• _Excerto selecionado_
▼
Sendo uma amaliana declarada, chegou a privar com Amália?
Falei com ela num encontro no CCB. Fomos apresentadas por um amigo comum que já me tinha confidenciado que um dia a Amália me viu na televisão e que lhe disse: "esta ao menos não imita ninguém." O que é o maior elogio que me podem fazer. Naquela noite disse à Amália que já tinha estado perto dela mas que nunca a tinha cumprimentado por timidez. Ela virou-se para mim e perguntou-me: "por timidez ou por altivez?" E eu, que estava com um leque na mão, comecei a abaná-la e respondi-lhe: "Ó Amália, se eu fosse altiva acha que estava aqui a abaná-la?" (risos). Mas há, de facto, pessoas que acham sou altiva.

Porquê?
Talvez pela cara séria. Às vezes na rua vou muito cismada nas minhas coisas, muito séria, e talvez as pessoas achem que isso é altivez.

Acha que a veem como antipática?
▲
• _Tarefas a realizar_
• 1. Transcreva todas as perguntas feitas à entrevistada na entrevista sobre Amália.
• 2. Responda com base na entrevista sobre Amália:
(a) Em que lugar a entrevistada falou com Amália?
(b) O que tinha a entrevistada na mão nessa noite?
(c) A que atribui ela o facto de algumas pessoas a acharem altiva?
• 3. Dê a continuação da entrevista sobre Amália a partir da última pergunta.
As linhas abaixo são material à parte, sem ligação ao excerto.

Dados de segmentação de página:
▼
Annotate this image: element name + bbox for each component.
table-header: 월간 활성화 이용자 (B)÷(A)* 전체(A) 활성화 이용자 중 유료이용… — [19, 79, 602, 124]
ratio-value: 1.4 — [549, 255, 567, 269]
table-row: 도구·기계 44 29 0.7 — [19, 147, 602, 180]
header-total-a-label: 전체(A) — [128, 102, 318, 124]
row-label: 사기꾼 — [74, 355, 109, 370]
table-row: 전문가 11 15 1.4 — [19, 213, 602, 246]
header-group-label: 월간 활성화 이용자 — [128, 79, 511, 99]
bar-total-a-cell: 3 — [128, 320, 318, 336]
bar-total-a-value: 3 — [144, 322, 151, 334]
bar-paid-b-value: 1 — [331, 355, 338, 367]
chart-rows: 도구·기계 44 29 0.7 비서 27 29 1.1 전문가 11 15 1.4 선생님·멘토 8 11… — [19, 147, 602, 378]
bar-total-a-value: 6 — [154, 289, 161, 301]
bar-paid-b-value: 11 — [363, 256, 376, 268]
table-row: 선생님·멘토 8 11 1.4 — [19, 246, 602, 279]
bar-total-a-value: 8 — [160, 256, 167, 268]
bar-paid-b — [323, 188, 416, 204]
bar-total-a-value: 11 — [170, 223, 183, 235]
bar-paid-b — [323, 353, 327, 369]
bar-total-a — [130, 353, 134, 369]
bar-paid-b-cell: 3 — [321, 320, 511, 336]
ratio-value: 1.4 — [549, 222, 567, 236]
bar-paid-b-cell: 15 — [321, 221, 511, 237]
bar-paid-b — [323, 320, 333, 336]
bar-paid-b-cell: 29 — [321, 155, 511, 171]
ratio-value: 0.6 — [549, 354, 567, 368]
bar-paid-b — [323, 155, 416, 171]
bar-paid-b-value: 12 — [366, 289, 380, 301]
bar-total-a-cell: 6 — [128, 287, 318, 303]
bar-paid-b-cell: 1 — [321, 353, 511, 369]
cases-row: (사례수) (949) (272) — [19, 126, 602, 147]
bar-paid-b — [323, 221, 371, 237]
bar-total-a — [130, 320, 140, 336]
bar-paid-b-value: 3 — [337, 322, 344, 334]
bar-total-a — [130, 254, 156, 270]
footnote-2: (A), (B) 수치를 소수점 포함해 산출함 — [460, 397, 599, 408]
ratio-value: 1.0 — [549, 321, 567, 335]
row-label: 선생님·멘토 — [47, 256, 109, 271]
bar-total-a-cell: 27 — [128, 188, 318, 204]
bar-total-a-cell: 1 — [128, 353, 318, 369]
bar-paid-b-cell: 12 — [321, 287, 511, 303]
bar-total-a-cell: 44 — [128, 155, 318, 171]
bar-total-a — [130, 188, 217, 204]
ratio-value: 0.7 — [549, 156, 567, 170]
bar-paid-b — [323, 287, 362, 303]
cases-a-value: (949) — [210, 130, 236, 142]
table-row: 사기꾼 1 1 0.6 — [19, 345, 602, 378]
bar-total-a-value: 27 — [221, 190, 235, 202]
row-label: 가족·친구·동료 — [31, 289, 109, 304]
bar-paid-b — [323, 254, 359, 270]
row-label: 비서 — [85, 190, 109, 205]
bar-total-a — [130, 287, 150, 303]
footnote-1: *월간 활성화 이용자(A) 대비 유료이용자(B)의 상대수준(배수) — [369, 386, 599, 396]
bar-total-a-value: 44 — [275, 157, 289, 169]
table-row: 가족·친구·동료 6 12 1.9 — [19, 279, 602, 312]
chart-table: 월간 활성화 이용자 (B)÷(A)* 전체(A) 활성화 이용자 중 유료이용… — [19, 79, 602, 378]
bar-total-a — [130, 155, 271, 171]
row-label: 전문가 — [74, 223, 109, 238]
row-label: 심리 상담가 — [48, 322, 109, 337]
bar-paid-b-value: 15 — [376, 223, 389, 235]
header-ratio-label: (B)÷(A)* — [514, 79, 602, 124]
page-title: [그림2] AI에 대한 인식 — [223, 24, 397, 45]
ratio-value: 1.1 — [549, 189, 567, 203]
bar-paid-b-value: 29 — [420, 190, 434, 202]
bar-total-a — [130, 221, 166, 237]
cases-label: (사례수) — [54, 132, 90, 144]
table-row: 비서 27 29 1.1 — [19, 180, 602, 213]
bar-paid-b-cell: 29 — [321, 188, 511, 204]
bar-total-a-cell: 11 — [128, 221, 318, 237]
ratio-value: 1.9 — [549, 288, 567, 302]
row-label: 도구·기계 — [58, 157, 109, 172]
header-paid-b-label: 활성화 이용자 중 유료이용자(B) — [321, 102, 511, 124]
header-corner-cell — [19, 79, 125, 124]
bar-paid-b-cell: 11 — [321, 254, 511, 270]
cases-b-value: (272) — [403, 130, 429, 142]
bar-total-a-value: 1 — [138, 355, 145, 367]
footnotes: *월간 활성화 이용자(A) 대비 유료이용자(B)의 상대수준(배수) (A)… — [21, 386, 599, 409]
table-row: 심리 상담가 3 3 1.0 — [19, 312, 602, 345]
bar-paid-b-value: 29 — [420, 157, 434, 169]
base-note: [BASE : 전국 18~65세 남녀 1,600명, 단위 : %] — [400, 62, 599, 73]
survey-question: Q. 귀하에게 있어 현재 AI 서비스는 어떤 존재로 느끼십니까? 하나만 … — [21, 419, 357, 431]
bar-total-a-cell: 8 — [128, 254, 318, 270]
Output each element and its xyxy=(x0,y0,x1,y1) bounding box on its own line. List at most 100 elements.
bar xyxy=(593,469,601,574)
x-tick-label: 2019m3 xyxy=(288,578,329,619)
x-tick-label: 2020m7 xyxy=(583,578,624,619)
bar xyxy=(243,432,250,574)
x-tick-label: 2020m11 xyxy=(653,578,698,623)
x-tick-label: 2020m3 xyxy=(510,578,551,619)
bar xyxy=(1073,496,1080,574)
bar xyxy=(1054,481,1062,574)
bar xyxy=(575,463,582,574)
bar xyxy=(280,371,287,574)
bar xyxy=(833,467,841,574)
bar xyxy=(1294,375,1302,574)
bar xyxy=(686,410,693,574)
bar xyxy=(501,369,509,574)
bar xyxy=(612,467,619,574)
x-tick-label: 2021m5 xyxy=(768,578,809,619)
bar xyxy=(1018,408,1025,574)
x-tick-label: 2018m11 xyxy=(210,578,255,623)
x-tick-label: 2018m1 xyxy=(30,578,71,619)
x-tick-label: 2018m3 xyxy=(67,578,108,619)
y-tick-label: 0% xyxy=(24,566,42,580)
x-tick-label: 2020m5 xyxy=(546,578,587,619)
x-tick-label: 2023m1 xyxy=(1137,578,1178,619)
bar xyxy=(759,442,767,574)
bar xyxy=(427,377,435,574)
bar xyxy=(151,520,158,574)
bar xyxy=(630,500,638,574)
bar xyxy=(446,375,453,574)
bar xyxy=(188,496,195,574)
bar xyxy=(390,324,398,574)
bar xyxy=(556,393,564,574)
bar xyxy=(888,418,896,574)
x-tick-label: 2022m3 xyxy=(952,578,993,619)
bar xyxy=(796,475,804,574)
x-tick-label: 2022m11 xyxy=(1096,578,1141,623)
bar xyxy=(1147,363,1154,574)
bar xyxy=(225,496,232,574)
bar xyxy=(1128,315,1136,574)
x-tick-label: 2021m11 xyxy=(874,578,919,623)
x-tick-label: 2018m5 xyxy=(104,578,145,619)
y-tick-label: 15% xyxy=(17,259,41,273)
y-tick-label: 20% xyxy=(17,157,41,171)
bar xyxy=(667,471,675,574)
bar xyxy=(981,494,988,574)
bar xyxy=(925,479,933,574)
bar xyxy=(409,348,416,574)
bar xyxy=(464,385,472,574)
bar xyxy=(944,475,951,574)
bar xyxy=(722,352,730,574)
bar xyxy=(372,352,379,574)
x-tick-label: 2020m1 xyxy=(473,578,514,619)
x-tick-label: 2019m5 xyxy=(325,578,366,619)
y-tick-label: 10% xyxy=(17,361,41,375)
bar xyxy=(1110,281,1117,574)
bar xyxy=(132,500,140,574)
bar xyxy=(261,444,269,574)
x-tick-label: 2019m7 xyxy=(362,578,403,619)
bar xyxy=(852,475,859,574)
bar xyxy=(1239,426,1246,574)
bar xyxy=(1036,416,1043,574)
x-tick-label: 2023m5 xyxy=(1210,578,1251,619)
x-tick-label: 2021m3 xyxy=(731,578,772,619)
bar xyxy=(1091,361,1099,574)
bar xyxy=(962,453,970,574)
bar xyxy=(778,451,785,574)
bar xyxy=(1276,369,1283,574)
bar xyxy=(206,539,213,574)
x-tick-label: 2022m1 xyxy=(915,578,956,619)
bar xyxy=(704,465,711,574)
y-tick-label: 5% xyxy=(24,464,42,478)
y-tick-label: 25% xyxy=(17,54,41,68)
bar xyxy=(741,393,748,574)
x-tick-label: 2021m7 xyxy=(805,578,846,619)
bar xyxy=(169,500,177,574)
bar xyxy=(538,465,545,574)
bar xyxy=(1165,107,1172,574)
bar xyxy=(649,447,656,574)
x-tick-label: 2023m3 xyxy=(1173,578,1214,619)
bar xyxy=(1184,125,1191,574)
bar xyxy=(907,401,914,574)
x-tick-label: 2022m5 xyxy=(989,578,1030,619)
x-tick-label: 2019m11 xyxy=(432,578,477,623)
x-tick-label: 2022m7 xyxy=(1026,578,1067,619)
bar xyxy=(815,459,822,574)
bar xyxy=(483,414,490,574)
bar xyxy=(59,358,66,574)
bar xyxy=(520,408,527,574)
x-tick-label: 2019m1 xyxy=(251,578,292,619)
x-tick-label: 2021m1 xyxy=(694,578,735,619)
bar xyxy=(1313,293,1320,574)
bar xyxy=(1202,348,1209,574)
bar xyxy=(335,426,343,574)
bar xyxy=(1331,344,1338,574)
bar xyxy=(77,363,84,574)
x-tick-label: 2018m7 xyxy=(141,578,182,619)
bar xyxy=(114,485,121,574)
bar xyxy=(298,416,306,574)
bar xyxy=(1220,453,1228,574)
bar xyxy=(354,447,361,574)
▲
• _Respostas por ordem_
• 1.
- Sendo uma amaliana declarada, chegou a privar com Amália?
- Porquê?
- Acha que a veem como antipática?

• 2.
(a) Num encontro no CCB.
(b) Um leque.
(c) Talvez à cara séria.

• 3.
Não, antipática não. Isso não podem dizer de mim. Podem chamar-me frontal ou polémica, mas antipática não. O Fernando Alvim costumava dizer que só não gosta da Mísia quem não a conhece.

A Mísia polémica está arrumada?
A Mísia só se envolveu em polémicas que valiam a pena mas atualmente decidi ocupar-me mais de mim embora continuem a existir injustiças. Há tempos estava programada para atuar no Casino Estoril e fui vetada à última hora. Eu sei porquê. Noutra altura teria escrito para lá, mas agora não.

Sente que existe uma Mísia adorada, sobretudo no estrangeiro, e uma Mísia mal amada em Portugal?
Não. Sinto que há um respeito muito grande por mim no estrangeiro…

… que não há em Portugal?
... mas também há um conhecimento do meu trabalho no estrangeiro que não há em Portugal. Isso acontece com outros artistas e há 25 anos que aprendo a lidar com isso. Mas não me quero queixar. Para o tipo de discos que faço, acho que até tenho muito público em Portugal.

Acha que chegou onde merecia?
Acho que isto não tem a ver com mérito. Faço o melhor possível com as condições que tenho, mas há coisas que não dependem de mim. Não sou eu que faço marketing, não sou dona da editora, nem dos jornais. Não posso viver amargurada por aquilo que não aconteceu. Não gosto desta vitimização dos artistas porque isto passa-se em todas as profissões.

É então uma pessoa realizada e satisfeita com o que conseguiu?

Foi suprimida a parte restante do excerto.